• Request
Whenever a line below holds the word "chrysophanique", copy that line.

• Recorded data
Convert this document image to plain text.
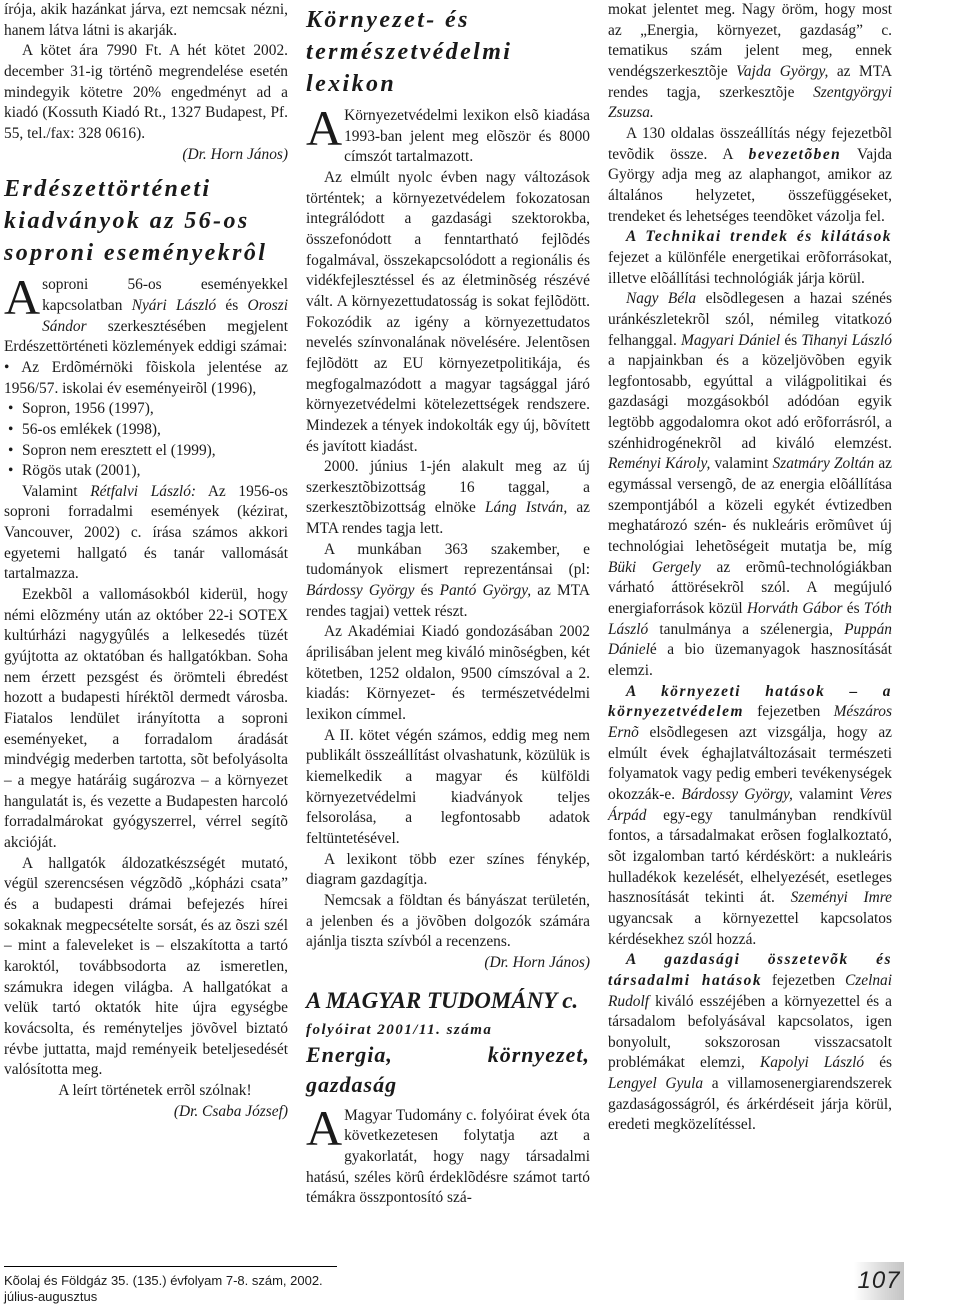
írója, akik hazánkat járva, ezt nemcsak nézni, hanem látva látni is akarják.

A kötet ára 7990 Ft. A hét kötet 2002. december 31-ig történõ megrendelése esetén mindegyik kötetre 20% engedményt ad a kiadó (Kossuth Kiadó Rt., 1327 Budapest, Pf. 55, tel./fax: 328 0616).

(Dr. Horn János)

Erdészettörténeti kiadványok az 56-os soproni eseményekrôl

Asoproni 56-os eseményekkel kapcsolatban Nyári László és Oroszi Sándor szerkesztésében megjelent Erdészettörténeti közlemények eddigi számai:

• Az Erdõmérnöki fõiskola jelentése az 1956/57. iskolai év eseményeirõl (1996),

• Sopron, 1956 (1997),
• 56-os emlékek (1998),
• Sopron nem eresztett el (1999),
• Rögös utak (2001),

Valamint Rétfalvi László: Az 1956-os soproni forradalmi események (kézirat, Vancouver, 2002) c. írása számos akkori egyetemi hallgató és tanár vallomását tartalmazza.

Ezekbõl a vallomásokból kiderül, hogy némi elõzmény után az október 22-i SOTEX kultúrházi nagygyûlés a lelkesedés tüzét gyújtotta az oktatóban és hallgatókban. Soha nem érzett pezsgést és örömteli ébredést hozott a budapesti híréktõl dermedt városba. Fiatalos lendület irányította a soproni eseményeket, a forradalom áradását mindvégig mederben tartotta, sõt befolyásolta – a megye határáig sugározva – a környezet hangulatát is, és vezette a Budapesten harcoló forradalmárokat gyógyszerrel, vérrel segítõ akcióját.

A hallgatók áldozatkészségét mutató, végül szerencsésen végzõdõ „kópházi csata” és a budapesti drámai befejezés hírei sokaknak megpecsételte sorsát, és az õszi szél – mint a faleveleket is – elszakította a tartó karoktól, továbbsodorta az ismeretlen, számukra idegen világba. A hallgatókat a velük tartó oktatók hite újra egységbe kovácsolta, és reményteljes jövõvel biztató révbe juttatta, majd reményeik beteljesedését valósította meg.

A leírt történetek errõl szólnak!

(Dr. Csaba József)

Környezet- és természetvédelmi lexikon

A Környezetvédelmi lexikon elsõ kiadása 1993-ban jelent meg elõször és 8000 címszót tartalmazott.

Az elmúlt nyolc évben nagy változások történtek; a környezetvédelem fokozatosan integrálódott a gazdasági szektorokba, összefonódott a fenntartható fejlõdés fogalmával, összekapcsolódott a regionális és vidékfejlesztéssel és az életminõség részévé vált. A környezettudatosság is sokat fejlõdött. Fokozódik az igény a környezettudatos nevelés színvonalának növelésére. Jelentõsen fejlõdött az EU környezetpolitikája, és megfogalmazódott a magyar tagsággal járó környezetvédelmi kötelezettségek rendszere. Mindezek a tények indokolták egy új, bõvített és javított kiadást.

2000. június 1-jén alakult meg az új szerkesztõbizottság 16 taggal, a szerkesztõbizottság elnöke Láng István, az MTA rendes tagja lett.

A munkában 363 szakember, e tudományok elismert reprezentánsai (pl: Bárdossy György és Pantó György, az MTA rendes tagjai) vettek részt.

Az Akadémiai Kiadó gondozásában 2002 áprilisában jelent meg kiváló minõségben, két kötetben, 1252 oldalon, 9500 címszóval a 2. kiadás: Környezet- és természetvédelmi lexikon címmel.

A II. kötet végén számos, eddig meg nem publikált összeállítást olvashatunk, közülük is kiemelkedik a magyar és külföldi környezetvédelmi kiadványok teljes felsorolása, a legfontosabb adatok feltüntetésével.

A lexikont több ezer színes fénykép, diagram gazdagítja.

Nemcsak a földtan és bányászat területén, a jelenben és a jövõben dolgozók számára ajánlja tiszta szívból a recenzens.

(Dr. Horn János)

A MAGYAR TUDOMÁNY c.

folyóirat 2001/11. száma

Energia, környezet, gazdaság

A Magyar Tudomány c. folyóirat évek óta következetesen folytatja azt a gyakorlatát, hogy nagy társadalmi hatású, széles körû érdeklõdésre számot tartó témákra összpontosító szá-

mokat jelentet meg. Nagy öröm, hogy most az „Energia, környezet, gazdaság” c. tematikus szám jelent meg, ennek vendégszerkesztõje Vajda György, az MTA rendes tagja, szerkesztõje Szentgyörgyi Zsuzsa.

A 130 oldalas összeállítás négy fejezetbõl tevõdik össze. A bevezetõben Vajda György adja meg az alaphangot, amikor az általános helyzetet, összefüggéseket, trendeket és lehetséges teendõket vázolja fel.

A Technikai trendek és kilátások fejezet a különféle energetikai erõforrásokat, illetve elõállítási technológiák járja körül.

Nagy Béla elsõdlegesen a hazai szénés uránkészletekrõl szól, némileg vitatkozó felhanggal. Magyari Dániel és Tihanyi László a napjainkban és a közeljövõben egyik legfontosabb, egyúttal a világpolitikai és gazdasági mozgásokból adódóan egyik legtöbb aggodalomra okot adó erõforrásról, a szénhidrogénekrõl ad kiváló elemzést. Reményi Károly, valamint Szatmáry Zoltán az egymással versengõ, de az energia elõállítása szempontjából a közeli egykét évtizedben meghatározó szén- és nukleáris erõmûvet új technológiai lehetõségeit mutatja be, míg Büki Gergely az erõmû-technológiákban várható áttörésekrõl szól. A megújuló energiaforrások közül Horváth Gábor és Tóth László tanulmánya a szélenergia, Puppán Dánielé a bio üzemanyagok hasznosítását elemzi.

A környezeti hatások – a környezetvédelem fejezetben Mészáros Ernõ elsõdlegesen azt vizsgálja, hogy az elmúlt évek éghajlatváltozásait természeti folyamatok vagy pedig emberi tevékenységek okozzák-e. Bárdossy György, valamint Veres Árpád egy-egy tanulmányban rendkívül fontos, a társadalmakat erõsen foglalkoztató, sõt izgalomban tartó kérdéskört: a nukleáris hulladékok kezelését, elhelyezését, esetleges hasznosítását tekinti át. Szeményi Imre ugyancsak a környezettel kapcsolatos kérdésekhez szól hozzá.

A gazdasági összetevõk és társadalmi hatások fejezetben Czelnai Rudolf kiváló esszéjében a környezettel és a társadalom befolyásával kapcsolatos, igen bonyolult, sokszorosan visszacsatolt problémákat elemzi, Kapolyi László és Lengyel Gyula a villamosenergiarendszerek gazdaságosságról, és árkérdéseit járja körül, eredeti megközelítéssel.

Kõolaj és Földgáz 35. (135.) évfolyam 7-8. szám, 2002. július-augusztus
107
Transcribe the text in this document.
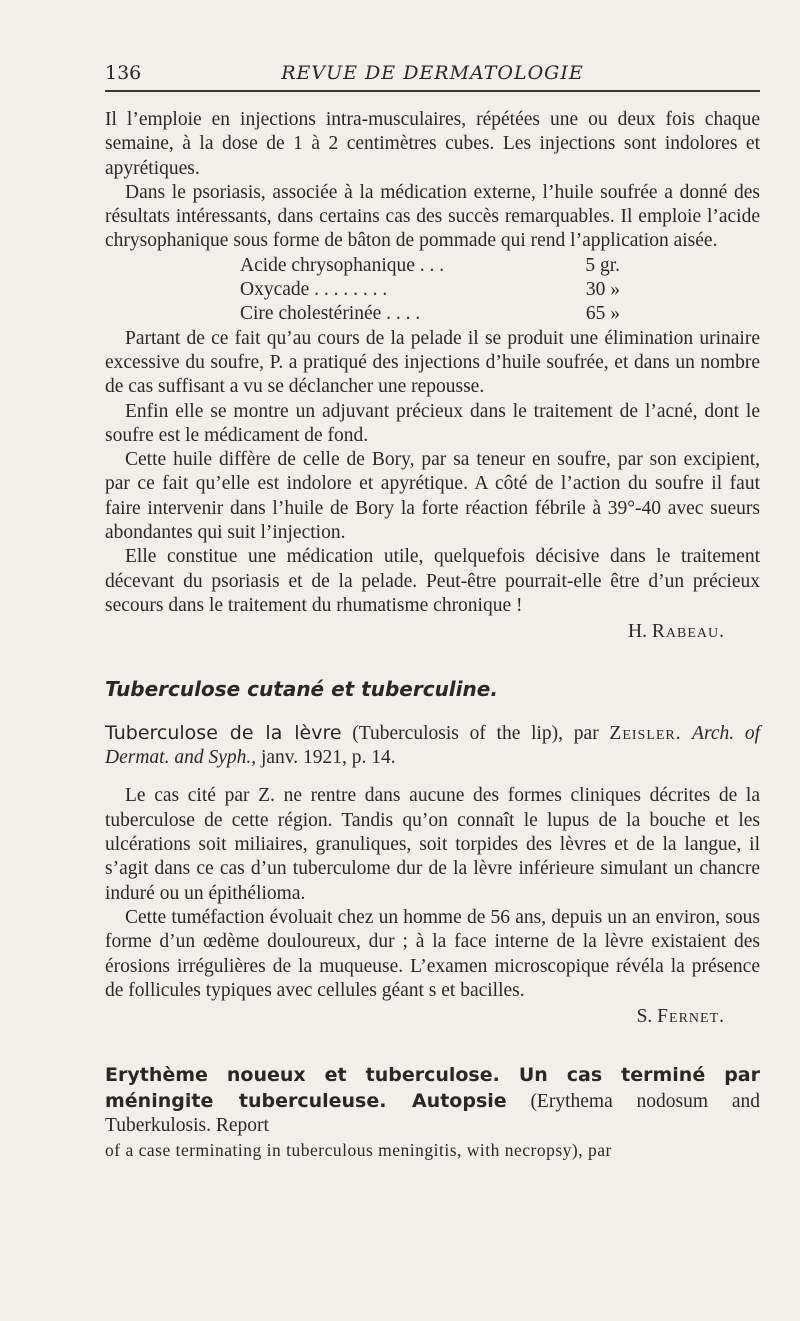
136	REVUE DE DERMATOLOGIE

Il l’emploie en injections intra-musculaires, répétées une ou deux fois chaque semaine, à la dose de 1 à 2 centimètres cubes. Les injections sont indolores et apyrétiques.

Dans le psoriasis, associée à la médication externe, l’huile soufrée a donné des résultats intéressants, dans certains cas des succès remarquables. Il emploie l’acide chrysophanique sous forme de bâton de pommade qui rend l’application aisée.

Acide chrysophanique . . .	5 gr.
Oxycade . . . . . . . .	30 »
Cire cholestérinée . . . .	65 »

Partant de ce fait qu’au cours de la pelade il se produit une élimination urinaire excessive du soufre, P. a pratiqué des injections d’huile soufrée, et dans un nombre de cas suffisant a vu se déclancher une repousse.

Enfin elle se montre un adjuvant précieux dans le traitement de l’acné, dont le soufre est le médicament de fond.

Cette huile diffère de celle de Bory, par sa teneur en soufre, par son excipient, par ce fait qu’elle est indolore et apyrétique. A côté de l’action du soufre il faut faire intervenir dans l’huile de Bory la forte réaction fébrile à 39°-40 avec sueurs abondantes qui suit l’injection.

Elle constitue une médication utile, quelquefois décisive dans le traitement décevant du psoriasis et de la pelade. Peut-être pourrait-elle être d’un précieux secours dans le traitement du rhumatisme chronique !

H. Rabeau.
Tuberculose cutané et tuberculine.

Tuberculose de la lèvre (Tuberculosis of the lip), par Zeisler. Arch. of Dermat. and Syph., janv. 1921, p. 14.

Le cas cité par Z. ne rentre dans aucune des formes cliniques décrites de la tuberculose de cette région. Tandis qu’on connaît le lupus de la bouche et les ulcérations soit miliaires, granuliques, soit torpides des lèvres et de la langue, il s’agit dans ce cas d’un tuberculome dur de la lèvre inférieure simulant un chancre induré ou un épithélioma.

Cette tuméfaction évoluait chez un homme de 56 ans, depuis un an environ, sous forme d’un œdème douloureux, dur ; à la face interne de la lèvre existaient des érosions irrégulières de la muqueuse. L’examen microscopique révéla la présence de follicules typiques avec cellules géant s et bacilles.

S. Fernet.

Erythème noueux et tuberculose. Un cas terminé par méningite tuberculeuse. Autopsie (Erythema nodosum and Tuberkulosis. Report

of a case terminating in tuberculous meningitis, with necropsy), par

• Result for this exercise
Dans le psoriasis, associée à la médication externe, l’huile soufrée a donné des résultats intéressants, dans certains cas des succès remarquables. Il emploie l’acide chrysophanique sous forme de bâton de pommade qui rend l’application aisée.
Acide chrysophanique . . .	5 gr.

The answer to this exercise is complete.